───── RECORDS FOR THE EXERCISE
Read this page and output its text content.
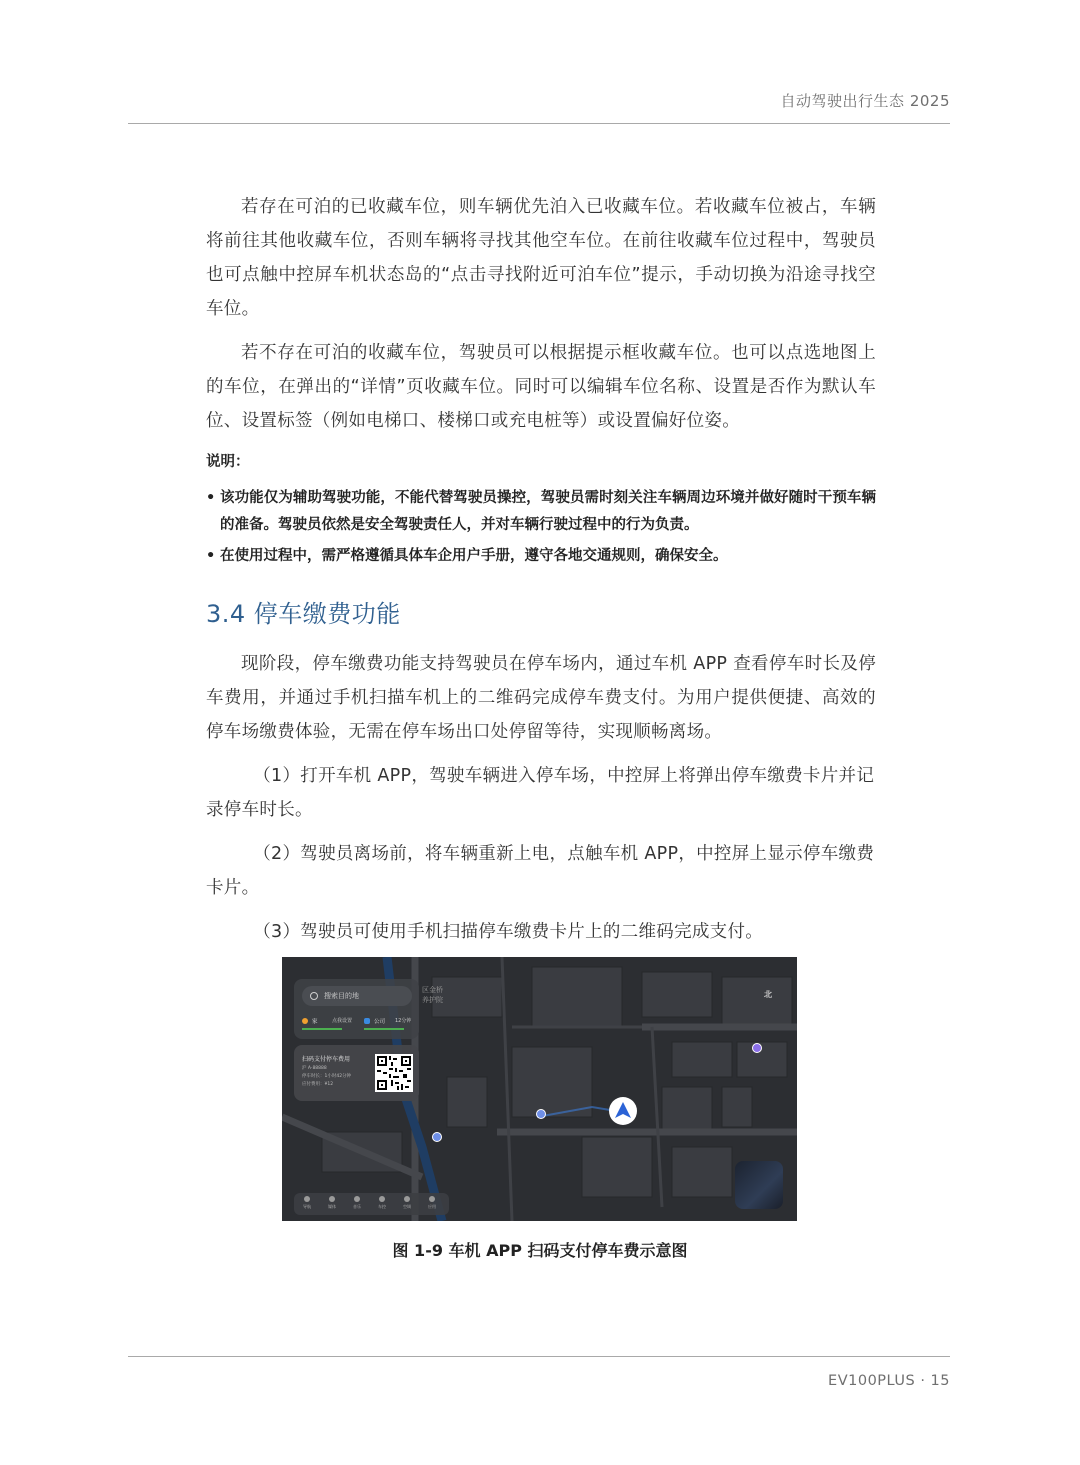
自动驾驶出行生态 2025

若存在可泊的已收藏车位，则车辆优先泊入已收藏车位。若收藏车位被占，车辆将前往其他收藏车位，否则车辆将寻找其他空车位。在前往收藏车位过程中，驾驶员也可点触中控屏车机状态岛的“点击寻找附近可泊车位”提示，手动切换为沿途寻找空车位。

若不存在可泊的收藏车位，驾驶员可以根据提示框收藏车位。也可以点选地图上的车位，在弹出的“详情”页收藏车位。同时可以编辑车位名称、设置是否作为默认车位、设置标签（例如电梯口、楼梯口或充电桩等）或设置偏好位姿。

说明：
• 该功能仅为辅助驾驶功能，不能代替驾驶员操控，驾驶员需时刻关注车辆周边环境并做好随时干预车辆的准备。驾驶员依然是安全驾驶责任人，并对车辆行驶过程中的行为负责。
• 在使用过程中，需严格遵循具体车企用户手册，遵守各地交通规则，确保安全。
3.4 停车缴费功能

现阶段，停车缴费功能支持驾驶员在停车场内，通过车机 APP 查看停车时长及停车费用，并通过手机扫描车机上的二维码完成停车费支付。为用户提供便捷、高效的停车场缴费体验，无需在停车场出口处停留等待，实现顺畅离场。

（1）打开车机 APP，驾驶车辆进入停车场，中控屏上将弹出停车缴费卡片并记录停车时长。

（2）驾驶员离场前，将车辆重新上电，点触车机 APP，中控屏上显示停车缴费卡片。

（3）驾驶员可使用手机扫描停车缴费卡片上的二维码完成支付。

搜索目的地
家	点我设置	公司 12分钟
扫码支付停车费用
沪 A·88888
停车时长：1小时42分钟
应付费用：¥12
区金桥
养护院
北
导航	媒体	音乐	车控	空调	应用
图 1-9 车机 APP 扫码支付停车费示意图
EV100PLUS · 15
──────────
WRITTEN REQUEST: Take the data above and repeat it exactly, leaving each picture out.

FULL OUTPUT:
Read this page and output its text content.
自动驾驶出行生态 2025

若存在可泊的已收藏车位，则车辆优先泊入已收藏车位。若收藏车位被占，车辆将前往其他收藏车位，否则车辆将寻找其他空车位。在前往收藏车位过程中，驾驶员也可点触中控屏车机状态岛的“点击寻找附近可泊车位”提示，手动切换为沿途寻找空车位。

若不存在可泊的收藏车位，驾驶员可以根据提示框收藏车位。也可以点选地图上的车位，在弹出的“详情”页收藏车位。同时可以编辑车位名称、设置是否作为默认车位、设置标签（例如电梯口、楼梯口或充电桩等）或设置偏好位姿。

说明：
• 该功能仅为辅助驾驶功能，不能代替驾驶员操控，驾驶员需时刻关注车辆周边环境并做好随时干预车辆的准备。驾驶员依然是安全驾驶责任人，并对车辆行驶过程中的行为负责。
• 在使用过程中，需严格遵循具体车企用户手册，遵守各地交通规则，确保安全。
3.4 停车缴费功能

现阶段，停车缴费功能支持驾驶员在停车场内，通过车机 APP 查看停车时长及停车费用，并通过手机扫描车机上的二维码完成停车费支付。为用户提供便捷、高效的停车场缴费体验，无需在停车场出口处停留等待，实现顺畅离场。

（1）打开车机 APP，驾驶车辆进入停车场，中控屏上将弹出停车缴费卡片并记录停车时长。

（2）驾驶员离场前，将车辆重新上电，点触车机 APP，中控屏上显示停车缴费卡片。

（3）驾驶员可使用手机扫描停车缴费卡片上的二维码完成支付。

搜索目的地
家	点我设置	公司 12分钟
扫码支付停车费用
沪 A·88888
停车时长：1小时42分钟
应付费用：¥12
区金桥
养护院
北
导航	媒体	音乐	车控	空调	应用
图 1-9 车机 APP 扫码支付停车费示意图
EV100PLUS · 15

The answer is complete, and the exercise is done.